> _GOAL_
Count how many lines hold the string "this". Give that number alone.

> _RECORDS PROVIDED_
---+---

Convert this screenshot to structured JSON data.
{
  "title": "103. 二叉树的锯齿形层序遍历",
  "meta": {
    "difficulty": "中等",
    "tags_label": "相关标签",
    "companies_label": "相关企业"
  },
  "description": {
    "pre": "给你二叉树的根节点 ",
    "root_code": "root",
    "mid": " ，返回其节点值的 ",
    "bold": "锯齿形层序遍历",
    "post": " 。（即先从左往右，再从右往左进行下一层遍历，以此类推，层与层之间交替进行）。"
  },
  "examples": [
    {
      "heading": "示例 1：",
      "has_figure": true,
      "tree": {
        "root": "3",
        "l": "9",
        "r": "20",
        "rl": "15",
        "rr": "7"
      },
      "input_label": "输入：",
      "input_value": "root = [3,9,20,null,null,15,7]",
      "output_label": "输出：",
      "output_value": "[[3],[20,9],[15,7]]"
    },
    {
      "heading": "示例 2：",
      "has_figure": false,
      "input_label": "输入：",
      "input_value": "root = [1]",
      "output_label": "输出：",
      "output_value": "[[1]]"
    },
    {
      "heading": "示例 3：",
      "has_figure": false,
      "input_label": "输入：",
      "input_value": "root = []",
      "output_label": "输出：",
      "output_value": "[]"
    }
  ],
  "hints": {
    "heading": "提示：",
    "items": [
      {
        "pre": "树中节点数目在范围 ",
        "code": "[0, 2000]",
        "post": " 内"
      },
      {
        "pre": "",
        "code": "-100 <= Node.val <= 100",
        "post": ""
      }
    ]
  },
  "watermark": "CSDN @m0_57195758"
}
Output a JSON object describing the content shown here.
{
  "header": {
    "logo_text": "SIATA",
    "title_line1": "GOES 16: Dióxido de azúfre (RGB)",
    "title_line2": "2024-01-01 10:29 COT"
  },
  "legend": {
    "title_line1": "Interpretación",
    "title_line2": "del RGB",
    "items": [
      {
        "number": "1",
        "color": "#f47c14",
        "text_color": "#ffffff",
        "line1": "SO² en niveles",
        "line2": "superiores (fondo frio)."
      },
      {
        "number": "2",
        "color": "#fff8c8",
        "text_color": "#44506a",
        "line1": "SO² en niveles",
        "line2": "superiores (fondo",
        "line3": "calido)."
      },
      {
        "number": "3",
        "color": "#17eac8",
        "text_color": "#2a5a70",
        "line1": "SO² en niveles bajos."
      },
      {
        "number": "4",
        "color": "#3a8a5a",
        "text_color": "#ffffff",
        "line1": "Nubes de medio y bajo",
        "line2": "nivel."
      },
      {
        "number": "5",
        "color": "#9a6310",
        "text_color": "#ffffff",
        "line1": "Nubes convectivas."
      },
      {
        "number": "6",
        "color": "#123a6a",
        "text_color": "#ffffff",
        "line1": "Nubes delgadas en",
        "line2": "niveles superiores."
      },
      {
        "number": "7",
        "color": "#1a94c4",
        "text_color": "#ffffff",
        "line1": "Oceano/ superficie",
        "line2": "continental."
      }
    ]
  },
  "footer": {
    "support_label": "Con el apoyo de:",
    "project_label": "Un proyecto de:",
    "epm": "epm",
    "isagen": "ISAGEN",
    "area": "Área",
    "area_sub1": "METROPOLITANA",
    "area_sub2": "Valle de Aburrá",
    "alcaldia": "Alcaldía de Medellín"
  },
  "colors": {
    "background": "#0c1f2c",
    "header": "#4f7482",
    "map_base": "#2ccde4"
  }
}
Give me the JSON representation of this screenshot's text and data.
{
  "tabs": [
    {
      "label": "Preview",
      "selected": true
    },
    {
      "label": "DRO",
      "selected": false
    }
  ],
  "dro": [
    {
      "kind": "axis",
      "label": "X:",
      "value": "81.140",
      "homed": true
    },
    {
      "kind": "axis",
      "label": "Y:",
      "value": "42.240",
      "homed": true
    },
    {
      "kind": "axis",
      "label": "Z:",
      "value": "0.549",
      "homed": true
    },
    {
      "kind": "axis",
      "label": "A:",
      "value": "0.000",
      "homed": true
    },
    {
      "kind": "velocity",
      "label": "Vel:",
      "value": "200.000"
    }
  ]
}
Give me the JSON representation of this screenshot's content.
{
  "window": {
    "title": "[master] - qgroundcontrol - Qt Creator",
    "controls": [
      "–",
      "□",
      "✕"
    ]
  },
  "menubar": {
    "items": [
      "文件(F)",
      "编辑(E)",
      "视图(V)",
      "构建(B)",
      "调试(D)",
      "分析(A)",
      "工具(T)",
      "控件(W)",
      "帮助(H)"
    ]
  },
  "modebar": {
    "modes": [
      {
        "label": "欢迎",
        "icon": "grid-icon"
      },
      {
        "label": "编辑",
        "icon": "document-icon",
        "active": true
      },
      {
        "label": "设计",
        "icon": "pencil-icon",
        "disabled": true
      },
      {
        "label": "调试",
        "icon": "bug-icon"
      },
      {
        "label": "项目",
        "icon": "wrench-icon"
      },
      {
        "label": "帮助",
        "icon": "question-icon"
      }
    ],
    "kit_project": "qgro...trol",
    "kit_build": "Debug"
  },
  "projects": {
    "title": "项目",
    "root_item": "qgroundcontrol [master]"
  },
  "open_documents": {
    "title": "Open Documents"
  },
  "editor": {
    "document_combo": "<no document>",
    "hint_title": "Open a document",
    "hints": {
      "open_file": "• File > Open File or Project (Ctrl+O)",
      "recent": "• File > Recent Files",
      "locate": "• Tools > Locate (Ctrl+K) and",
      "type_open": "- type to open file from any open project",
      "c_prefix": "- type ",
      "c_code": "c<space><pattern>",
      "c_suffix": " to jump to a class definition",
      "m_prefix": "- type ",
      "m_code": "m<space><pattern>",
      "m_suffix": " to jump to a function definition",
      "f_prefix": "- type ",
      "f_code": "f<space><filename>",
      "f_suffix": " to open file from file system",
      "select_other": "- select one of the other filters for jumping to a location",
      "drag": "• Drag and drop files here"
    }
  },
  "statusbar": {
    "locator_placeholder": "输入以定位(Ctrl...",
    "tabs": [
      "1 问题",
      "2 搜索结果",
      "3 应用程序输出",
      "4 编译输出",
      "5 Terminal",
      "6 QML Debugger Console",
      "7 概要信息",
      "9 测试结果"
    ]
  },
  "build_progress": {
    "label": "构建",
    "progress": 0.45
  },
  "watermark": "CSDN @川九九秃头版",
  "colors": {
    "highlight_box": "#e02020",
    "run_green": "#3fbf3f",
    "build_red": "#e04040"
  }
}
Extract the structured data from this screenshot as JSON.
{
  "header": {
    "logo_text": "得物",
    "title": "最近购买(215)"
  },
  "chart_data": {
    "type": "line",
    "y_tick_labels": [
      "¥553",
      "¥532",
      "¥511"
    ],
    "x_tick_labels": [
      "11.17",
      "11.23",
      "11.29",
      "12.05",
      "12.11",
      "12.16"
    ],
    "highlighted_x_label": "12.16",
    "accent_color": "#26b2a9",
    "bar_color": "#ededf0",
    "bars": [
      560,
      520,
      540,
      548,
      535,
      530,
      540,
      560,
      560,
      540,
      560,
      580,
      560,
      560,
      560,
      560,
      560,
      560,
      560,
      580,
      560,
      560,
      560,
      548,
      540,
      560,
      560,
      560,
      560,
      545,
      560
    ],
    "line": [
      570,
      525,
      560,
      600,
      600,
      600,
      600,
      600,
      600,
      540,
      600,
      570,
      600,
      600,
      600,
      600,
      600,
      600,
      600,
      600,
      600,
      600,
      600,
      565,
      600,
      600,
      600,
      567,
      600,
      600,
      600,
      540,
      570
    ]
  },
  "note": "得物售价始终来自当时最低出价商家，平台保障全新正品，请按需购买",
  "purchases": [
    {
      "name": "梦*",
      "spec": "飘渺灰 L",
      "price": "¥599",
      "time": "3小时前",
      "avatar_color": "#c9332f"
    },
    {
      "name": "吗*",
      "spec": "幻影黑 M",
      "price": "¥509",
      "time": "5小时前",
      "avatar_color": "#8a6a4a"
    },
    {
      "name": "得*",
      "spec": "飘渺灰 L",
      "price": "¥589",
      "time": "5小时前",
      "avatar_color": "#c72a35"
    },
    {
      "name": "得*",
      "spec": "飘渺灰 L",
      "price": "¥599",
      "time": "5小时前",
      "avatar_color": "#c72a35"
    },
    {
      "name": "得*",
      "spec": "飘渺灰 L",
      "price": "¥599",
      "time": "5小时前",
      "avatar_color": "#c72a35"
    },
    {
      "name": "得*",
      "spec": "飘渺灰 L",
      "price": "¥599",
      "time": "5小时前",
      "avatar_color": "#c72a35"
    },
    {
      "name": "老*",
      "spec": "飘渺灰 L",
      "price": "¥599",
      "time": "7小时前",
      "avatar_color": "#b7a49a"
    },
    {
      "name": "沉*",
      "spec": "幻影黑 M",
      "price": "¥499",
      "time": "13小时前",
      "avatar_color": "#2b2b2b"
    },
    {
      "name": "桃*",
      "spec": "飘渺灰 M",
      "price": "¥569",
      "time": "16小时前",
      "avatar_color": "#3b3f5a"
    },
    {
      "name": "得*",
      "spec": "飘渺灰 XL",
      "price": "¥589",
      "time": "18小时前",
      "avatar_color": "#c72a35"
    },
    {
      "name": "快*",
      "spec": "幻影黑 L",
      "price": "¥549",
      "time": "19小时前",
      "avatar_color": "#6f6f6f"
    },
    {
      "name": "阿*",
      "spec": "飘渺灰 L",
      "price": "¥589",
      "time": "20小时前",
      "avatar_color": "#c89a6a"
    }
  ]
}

---+---

> _FULL RESPONSE_
4